Reproduce the records that follow in full, excluding any picture they contain.

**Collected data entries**

◆ ◆ ◆ ◆ ◆ ◆ ◆

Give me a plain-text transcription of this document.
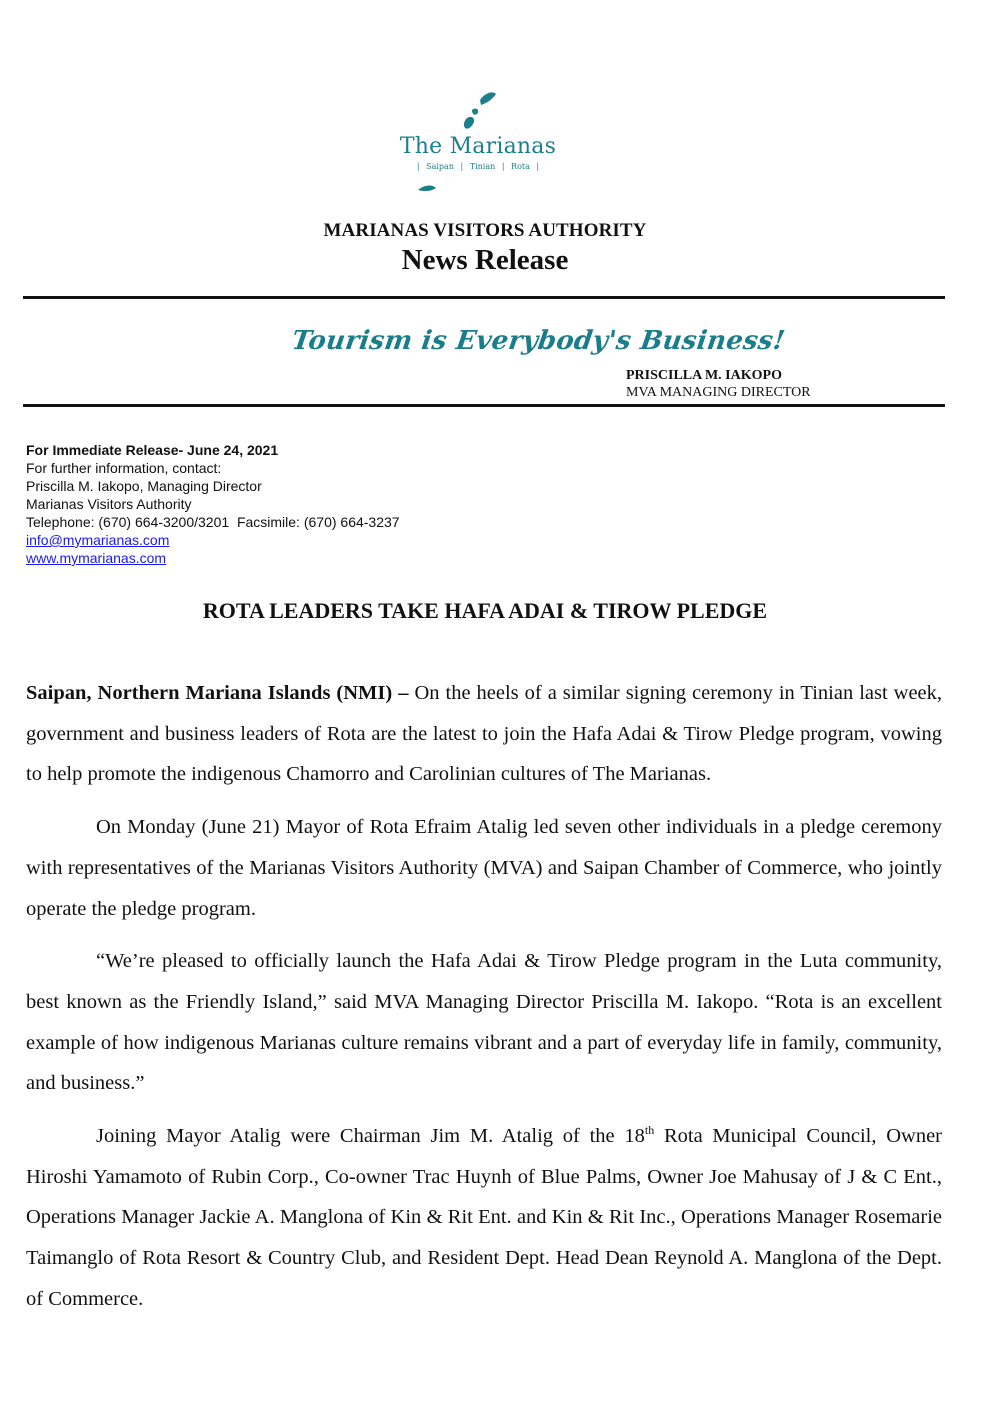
The Marianas
| Saipan | Tinian | Rota |
MARIANAS VISITORS AUTHORITY
News Release
Tourism is Everybody's Business!
PRISCILLA M. IAKOPO
MVA MANAGING DIRECTOR
For Immediate Release- June 24, 2021
For further information, contact:
Priscilla M. Iakopo, Managing Director
Marianas Visitors Authority
Telephone: (670) 664-3200/3201  Facsimile: (670) 664-3237
info@mymarianas.com
www.mymarianas.com
ROTA LEADERS TAKE HAFA ADAI & TIROW PLEDGE

Saipan, Northern Mariana Islands (NMI) – On the heels of a similar signing ceremony in Tinian last week, government and business leaders of Rota are the latest to join the Hafa Adai & Tirow Pledge program, vowing to help promote the indigenous Chamorro and Carolinian cultures of The Marianas.

On Monday (June 21) Mayor of Rota Efraim Atalig led seven other individuals in a pledge ceremony with representatives of the Marianas Visitors Authority (MVA) and Saipan Chamber of Commerce, who jointly operate the pledge program.

“We’re pleased to officially launch the Hafa Adai & Tirow Pledge program in the Luta community, best known as the Friendly Island,” said MVA Managing Director Priscilla M. Iakopo. “Rota is an excellent example of how indigenous Marianas culture remains vibrant and a part of everyday life in family, community, and business.”

Joining Mayor Atalig were Chairman Jim M. Atalig of the 18th Rota Municipal Council, Owner Hiroshi Yamamoto of Rubin Corp., Co-owner Trac Huynh of Blue Palms, Owner Joe Mahusay of J & C Ent., Operations Manager Jackie A. Manglona of Kin & Rit Ent. and Kin & Rit Inc., Operations Manager Rosemarie Taimanglo of Rota Resort & Country Club, and Resident Dept. Head Dean Reynold A. Manglona of the Dept. of Commerce.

◆ ◆ ◆ ◆ ◆ ◆ ◆

**OUTPUT OF THE EXERCISE**
Give me a plain-text transcription of this document.
The Marianas
| Saipan | Tinian | Rota |
MARIANAS VISITORS AUTHORITY
News Release
Tourism is Everybody's Business!
PRISCILLA M. IAKOPO
MVA MANAGING DIRECTOR
For Immediate Release- June 24, 2021
For further information, contact:
Priscilla M. Iakopo, Managing Director
Marianas Visitors Authority
Telephone: (670) 664-3200/3201  Facsimile: (670) 664-3237
info@mymarianas.com
www.mymarianas.com
ROTA LEADERS TAKE HAFA ADAI & TIROW PLEDGE

Saipan, Northern Mariana Islands (NMI) – On the heels of a similar signing ceremony in Tinian last week, government and business leaders of Rota are the latest to join the Hafa Adai & Tirow Pledge program, vowing to help promote the indigenous Chamorro and Carolinian cultures of The Marianas.

On Monday (June 21) Mayor of Rota Efraim Atalig led seven other individuals in a pledge ceremony with representatives of the Marianas Visitors Authority (MVA) and Saipan Chamber of Commerce, who jointly operate the pledge program.

“We’re pleased to officially launch the Hafa Adai & Tirow Pledge program in the Luta community, best known as the Friendly Island,” said MVA Managing Director Priscilla M. Iakopo. “Rota is an excellent example of how indigenous Marianas culture remains vibrant and a part of everyday life in family, community, and business.”

Joining Mayor Atalig were Chairman Jim M. Atalig of the 18th Rota Municipal Council, Owner Hiroshi Yamamoto of Rubin Corp., Co-owner Trac Huynh of Blue Palms, Owner Joe Mahusay of J & C Ent., Operations Manager Jackie A. Manglona of Kin & Rit Ent. and Kin & Rit Inc., Operations Manager Rosemarie Taimanglo of Rota Resort & Country Club, and Resident Dept. Head Dean Reynold A. Manglona of the Dept. of Commerce.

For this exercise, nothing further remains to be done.